INFORMATION PROVIDED:
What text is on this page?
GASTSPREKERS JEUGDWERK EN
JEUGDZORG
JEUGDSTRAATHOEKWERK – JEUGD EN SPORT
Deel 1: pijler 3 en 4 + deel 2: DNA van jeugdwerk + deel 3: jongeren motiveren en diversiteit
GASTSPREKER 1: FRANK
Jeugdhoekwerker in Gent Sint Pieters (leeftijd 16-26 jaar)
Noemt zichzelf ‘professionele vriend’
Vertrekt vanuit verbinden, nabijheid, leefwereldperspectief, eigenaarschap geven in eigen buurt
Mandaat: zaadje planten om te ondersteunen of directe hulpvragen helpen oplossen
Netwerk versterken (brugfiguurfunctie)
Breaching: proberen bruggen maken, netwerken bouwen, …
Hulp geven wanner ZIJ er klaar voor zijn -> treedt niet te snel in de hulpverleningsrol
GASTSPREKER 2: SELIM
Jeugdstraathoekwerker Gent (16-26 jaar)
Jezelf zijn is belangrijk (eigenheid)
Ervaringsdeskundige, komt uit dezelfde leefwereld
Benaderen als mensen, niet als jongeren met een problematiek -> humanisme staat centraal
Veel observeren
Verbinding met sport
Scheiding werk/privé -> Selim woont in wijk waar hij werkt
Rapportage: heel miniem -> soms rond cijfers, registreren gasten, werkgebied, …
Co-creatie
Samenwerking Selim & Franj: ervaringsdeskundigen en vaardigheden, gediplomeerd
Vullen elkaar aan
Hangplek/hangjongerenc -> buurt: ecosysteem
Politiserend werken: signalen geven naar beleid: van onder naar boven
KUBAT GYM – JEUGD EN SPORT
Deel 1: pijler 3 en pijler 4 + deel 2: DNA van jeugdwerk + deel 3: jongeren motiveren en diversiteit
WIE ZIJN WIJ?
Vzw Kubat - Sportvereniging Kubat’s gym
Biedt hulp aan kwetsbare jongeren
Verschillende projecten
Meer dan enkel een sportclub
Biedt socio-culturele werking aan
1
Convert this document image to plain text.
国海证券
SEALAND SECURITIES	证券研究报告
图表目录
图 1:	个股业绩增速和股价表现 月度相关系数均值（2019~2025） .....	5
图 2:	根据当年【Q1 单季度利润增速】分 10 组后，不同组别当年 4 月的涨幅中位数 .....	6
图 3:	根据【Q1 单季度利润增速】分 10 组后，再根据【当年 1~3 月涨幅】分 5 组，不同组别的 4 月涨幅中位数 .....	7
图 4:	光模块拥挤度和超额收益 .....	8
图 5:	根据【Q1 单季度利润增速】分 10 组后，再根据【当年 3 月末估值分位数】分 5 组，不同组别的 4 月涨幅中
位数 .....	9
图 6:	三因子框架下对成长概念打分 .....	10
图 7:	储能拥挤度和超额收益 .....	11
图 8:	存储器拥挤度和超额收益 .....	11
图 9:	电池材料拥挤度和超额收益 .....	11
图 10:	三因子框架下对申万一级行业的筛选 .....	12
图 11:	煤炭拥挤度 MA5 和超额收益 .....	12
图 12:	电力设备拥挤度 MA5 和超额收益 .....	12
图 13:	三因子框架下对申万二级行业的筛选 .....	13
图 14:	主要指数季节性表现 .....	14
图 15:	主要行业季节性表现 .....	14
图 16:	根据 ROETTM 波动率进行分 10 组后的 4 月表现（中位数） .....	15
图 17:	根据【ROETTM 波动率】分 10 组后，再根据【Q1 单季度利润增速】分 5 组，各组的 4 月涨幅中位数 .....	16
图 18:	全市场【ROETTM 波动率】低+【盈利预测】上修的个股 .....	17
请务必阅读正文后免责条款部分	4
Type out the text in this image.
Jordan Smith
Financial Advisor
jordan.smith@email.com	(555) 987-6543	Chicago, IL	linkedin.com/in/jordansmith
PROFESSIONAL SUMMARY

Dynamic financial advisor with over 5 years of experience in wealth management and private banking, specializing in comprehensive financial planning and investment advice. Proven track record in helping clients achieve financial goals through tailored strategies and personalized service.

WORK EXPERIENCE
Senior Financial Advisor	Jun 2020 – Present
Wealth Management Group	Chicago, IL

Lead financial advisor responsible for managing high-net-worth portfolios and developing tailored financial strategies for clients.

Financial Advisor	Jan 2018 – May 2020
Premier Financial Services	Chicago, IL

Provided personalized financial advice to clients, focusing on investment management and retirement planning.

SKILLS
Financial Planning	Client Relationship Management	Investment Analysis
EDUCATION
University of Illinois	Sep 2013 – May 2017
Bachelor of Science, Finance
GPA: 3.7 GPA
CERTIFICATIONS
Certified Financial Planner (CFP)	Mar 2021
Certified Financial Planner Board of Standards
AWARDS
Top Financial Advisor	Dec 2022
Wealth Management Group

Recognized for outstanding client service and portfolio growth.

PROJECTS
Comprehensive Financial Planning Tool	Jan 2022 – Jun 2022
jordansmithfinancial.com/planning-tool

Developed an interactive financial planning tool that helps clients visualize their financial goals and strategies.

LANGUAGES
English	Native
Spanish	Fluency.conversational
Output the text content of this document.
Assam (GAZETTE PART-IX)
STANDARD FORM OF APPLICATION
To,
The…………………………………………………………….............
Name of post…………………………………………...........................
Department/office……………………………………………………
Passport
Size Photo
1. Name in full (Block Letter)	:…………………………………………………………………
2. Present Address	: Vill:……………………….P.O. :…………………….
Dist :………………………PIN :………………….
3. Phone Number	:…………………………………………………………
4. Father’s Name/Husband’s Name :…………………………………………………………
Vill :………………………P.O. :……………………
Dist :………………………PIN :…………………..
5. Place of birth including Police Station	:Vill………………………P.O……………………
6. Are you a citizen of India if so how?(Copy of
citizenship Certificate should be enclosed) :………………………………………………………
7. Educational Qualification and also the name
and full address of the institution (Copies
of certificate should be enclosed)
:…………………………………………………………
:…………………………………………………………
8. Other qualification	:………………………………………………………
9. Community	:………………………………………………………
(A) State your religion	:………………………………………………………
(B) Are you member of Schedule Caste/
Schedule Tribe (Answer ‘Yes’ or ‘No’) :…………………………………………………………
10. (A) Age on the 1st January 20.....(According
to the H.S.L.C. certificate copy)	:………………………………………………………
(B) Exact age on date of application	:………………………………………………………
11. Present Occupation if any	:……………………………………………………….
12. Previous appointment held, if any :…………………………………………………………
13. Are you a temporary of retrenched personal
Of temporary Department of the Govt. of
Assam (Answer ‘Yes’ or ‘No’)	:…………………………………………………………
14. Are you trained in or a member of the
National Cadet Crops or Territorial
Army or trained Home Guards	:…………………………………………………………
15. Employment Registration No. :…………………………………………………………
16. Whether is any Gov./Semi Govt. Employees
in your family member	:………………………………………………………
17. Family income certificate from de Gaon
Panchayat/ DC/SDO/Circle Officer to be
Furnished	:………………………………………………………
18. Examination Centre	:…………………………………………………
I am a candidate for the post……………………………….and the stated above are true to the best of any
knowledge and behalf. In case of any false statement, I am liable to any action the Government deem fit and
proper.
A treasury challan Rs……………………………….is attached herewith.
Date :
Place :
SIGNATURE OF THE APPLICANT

REQUIRED TASK: Set down each entry again, unchanged.

EXERCISE RESULT:
What text is on this page?
GASTSPREKERS JEUGDWERK EN
JEUGDZORG
JEUGDSTRAATHOEKWERK – JEUGD EN SPORT
Deel 1: pijler 3 en 4 + deel 2: DNA van jeugdwerk + deel 3: jongeren motiveren en diversiteit
GASTSPREKER 1: FRANK
Jeugdhoekwerker in Gent Sint Pieters (leeftijd 16-26 jaar)
Noemt zichzelf ‘professionele vriend’
Vertrekt vanuit verbinden, nabijheid, leefwereldperspectief, eigenaarschap geven in eigen buurt
Mandaat: zaadje planten om te ondersteunen of directe hulpvragen helpen oplossen
Netwerk versterken (brugfiguurfunctie)
Breaching: proberen bruggen maken, netwerken bouwen, …
Hulp geven wanner ZIJ er klaar voor zijn -> treedt niet te snel in de hulpverleningsrol
GASTSPREKER 2: SELIM
Jeugdstraathoekwerker Gent (16-26 jaar)
Jezelf zijn is belangrijk (eigenheid)
Ervaringsdeskundige, komt uit dezelfde leefwereld
Benaderen als mensen, niet als jongeren met een problematiek -> humanisme staat centraal
Veel observeren
Verbinding met sport
Scheiding werk/privé -> Selim woont in wijk waar hij werkt
Rapportage: heel miniem -> soms rond cijfers, registreren gasten, werkgebied, …
Co-creatie
Samenwerking Selim & Franj: ervaringsdeskundigen en vaardigheden, gediplomeerd
Vullen elkaar aan
Hangplek/hangjongerenc -> buurt: ecosysteem
Politiserend werken: signalen geven naar beleid: van onder naar boven
KUBAT GYM – JEUGD EN SPORT
Deel 1: pijler 3 en pijler 4 + deel 2: DNA van jeugdwerk + deel 3: jongeren motiveren en diversiteit
WIE ZIJN WIJ?
Vzw Kubat - Sportvereniging Kubat’s gym
Biedt hulp aan kwetsbare jongeren
Verschillende projecten
Meer dan enkel een sportclub
Biedt socio-culturele werking aan
1
Convert this document image to plain text.
国海证券
SEALAND SECURITIES	证券研究报告
图表目录
图 1:	个股业绩增速和股价表现 月度相关系数均值（2019~2025） .....	5
图 2:	根据当年【Q1 单季度利润增速】分 10 组后，不同组别当年 4 月的涨幅中位数 .....	6
图 3:	根据【Q1 单季度利润增速】分 10 组后，再根据【当年 1~3 月涨幅】分 5 组，不同组别的 4 月涨幅中位数 .....	7
图 4:	光模块拥挤度和超额收益 .....	8
图 5:	根据【Q1 单季度利润增速】分 10 组后，再根据【当年 3 月末估值分位数】分 5 组，不同组别的 4 月涨幅中
位数 .....	9
图 6:	三因子框架下对成长概念打分 .....	10
图 7:	储能拥挤度和超额收益 .....	11
图 8:	存储器拥挤度和超额收益 .....	11
图 9:	电池材料拥挤度和超额收益 .....	11
图 10:	三因子框架下对申万一级行业的筛选 .....	12
图 11:	煤炭拥挤度 MA5 和超额收益 .....	12
图 12:	电力设备拥挤度 MA5 和超额收益 .....	12
图 13:	三因子框架下对申万二级行业的筛选 .....	13
图 14:	主要指数季节性表现 .....	14
图 15:	主要行业季节性表现 .....	14
图 16:	根据 ROETTM 波动率进行分 10 组后的 4 月表现（中位数） .....	15
图 17:	根据【ROETTM 波动率】分 10 组后，再根据【Q1 单季度利润增速】分 5 组，各组的 4 月涨幅中位数 .....	16
图 18:	全市场【ROETTM 波动率】低+【盈利预测】上修的个股 .....	17
请务必阅读正文后免责条款部分	4
Type out the text in this image.
Jordan Smith
Financial Advisor
jordan.smith@email.com	(555) 987-6543	Chicago, IL	linkedin.com/in/jordansmith
PROFESSIONAL SUMMARY

Dynamic financial advisor with over 5 years of experience in wealth management and private banking, specializing in comprehensive financial planning and investment advice. Proven track record in helping clients achieve financial goals through tailored strategies and personalized service.

WORK EXPERIENCE
Senior Financial Advisor	Jun 2020 – Present
Wealth Management Group	Chicago, IL

Lead financial advisor responsible for managing high-net-worth portfolios and developing tailored financial strategies for clients.

Financial Advisor	Jan 2018 – May 2020
Premier Financial Services	Chicago, IL

Provided personalized financial advice to clients, focusing on investment management and retirement planning.

SKILLS
Financial Planning	Client Relationship Management	Investment Analysis
EDUCATION
University of Illinois	Sep 2013 – May 2017
Bachelor of Science, Finance
GPA: 3.7 GPA
CERTIFICATIONS
Certified Financial Planner (CFP)	Mar 2021
Certified Financial Planner Board of Standards
AWARDS
Top Financial Advisor	Dec 2022
Wealth Management Group

Recognized for outstanding client service and portfolio growth.

PROJECTS
Comprehensive Financial Planning Tool	Jan 2022 – Jun 2022
jordansmithfinancial.com/planning-tool

Developed an interactive financial planning tool that helps clients visualize their financial goals and strategies.

LANGUAGES
English	Native
Spanish	Fluency.conversational
Output the text content of this document.
Assam (GAZETTE PART-IX)
STANDARD FORM OF APPLICATION
To,
The…………………………………………………………….............
Name of post…………………………………………...........................
Department/office……………………………………………………
Passport
Size Photo
1. Name in full (Block Letter)	:…………………………………………………………………
2. Present Address	: Vill:……………………….P.O. :…………………….
Dist :………………………PIN :………………….
3. Phone Number	:…………………………………………………………
4. Father’s Name/Husband’s Name :…………………………………………………………
Vill :………………………P.O. :……………………
Dist :………………………PIN :…………………..
5. Place of birth including Police Station	:Vill………………………P.O……………………
6. Are you a citizen of India if so how?(Copy of
citizenship Certificate should be enclosed) :………………………………………………………
7. Educational Qualification and also the name
and full address of the institution (Copies
of certificate should be enclosed)
:…………………………………………………………
:…………………………………………………………
8. Other qualification	:………………………………………………………
9. Community	:………………………………………………………
(A) State your religion	:………………………………………………………
(B) Are you member of Schedule Caste/
Schedule Tribe (Answer ‘Yes’ or ‘No’) :…………………………………………………………
10. (A) Age on the 1st January 20.....(According
to the H.S.L.C. certificate copy)	:………………………………………………………
(B) Exact age on date of application	:………………………………………………………
11. Present Occupation if any	:……………………………………………………….
12. Previous appointment held, if any :…………………………………………………………
13. Are you a temporary of retrenched personal
Of temporary Department of the Govt. of
Assam (Answer ‘Yes’ or ‘No’)	:…………………………………………………………
14. Are you trained in or a member of the
National Cadet Crops or Territorial
Army or trained Home Guards	:…………………………………………………………
15. Employment Registration No. :…………………………………………………………
16. Whether is any Gov./Semi Govt. Employees
in your family member	:………………………………………………………
17. Family income certificate from de Gaon
Panchayat/ DC/SDO/Circle Officer to be
Furnished	:………………………………………………………
18. Examination Centre	:…………………………………………………
I am a candidate for the post……………………………….and the stated above are true to the best of any
knowledge and behalf. In case of any false statement, I am liable to any action the Government deem fit and
proper.
A treasury challan Rs……………………………….is attached herewith.
Date :
Place :
SIGNATURE OF THE APPLICANT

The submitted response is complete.